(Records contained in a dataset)
--- begin ---
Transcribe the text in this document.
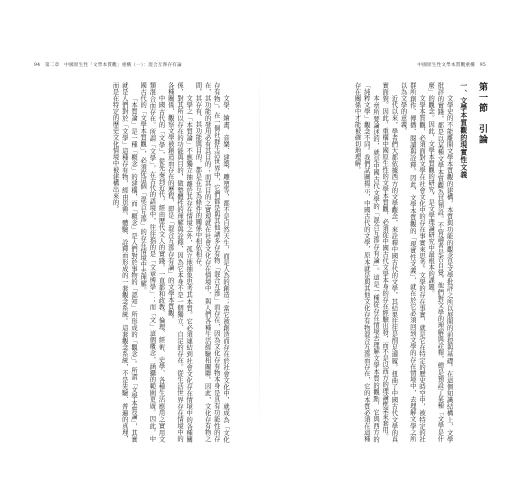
94　第二章　中國原生性「文學本質觀」重構（一）：混合互滲存有論

文學、繪畫、音樂、建築、雕塑等，都不是自然天生，而是人為的創造；當它被創造而存在於社會文化中，就成為「文化存有物」。在一個社群生活世界中，它們都是與其他諸多存有物「混合互滲」而存在，因為文化存有物本身是具有功能性的存在，其功能的發用必有其目的；而其目的之實現就在社會文化存在情境中，與人們各種生活經驗相關聯。因此，文化存有物之間，其存有、其功能與目的，都是在互為條件的關係中相依相存。

文學之「本質論」不應獨立抽離於其存在情境之外，孤立地抽象思考其本質。它必須連結到社會文化存在情境中的各種關係，對其所以存在的功能與目的，做整體性的理解與詮釋，因為它本身不是一個獨立、自足的存在。從生活世界存在情境中的各種關係，觀察文學被創造而存在的歷程，即是「混合互滲存有論」的文學本質觀。

中國古代的「文學」，從先秦到近代，經由歷代文人的實踐，一直都和政教、倫理、經術、史學、各種生活應用之實用文類混合而存在。所謂「文學」，在古代的語境中，往往指的是「文章博學」；而「文」這個概念，涵攝的範圍更廣。因此，中國古代的「文學本質觀」，必須從這個「混合互滲」的存在情境中去理解。

「本質論」是一種「概念」的建構，而「概念」是人們對於事物的「認知」所形成的「觀念」。所謂「文學本質論」，其實就是人們對於「文學」這種存有物，經由思辨、體驗、詮釋而形成的一套觀念系統。這套觀念系統，不是先驗、普遍的真理，而是在特定的歷史文化情境中被建構出來的。

中國原生性文學本質觀重構　95
第一節　引論
一、文學本質觀的現實性文義

文學史的不能離開文學本質觀的建構，本質與功能的觀念是文學批評之所以展開的前提與基礎。在這個知識結構上，文學批評的實踐，都是以某種文學本質觀為其預設。不管論者是否自覺，他們對文學的理解與詮釋，總是預設了某種「文學是什麼」的觀念。因此，文學本質觀的研究，是文學理論研究中最根本的課題。

文學本質觀，必須面對文學在社會文化中的存在事實來思考。文學的存在事實，就是它在特定的歷史時空中，被特定的社群所創作、傳播、閱讀與詮釋。因此，文學本質觀的「現實性文義」，就在於它必須回到文學的存在情境中，去理解文學之所以為文學的意義。

近代以來，學者們大都依據西方的文學觀念，來詮釋中國古代的文學，其結果往往是削足適履，扭曲了中國古代文學的真實面貌。因此，重構中國原生性的文學本質觀，必須從中國古代文學本身的存在經驗出發，而不是以西方的理論框架來套用。

本章所要論述的，就是中國古代文學的「混合互滲存有論」。這是一種從存在情境去理解文學本質的觀點，它與西方的「純粹文學」觀念不同。我們試圖揭示，中國古代的文學，原本就是與其他文化存有物混合互滲而存在，它的本質必須在這種存在關係中才能被確切地理解。
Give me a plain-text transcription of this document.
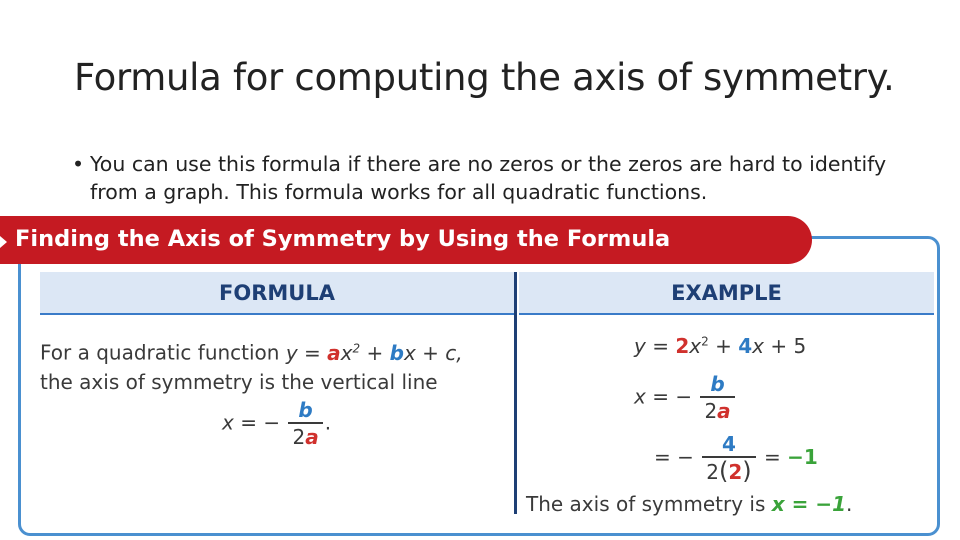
Formula for computing the axis of symmetry.
• You can use this formula if there are no zeros or the zeros are hard to identify from a graph. This formula works for all quadratic functions.
Finding the Axis of Symmetry by Using the Formula
FORMULA	EXAMPLE
For a quadratic function $y = ax^2$ + bx + c,
the axis of symmetry is the vertical line
x = − $\frac{b}{2a}$ .
$y = 2x^2 + 4x + 5$
x = − $\frac{b}{2a}$
= − $\frac{4}{2(2)} = -1$
The axis of symmetry is x = −1.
--- end ---
Show every line in the records above that contains the word "this".

Transcribe the text in this document.
Give me a plain-text transcription of this document.
• You can use this formula if there are no zeros or the zeros are hard to identify from a graph. This formula works for all quadratic functions.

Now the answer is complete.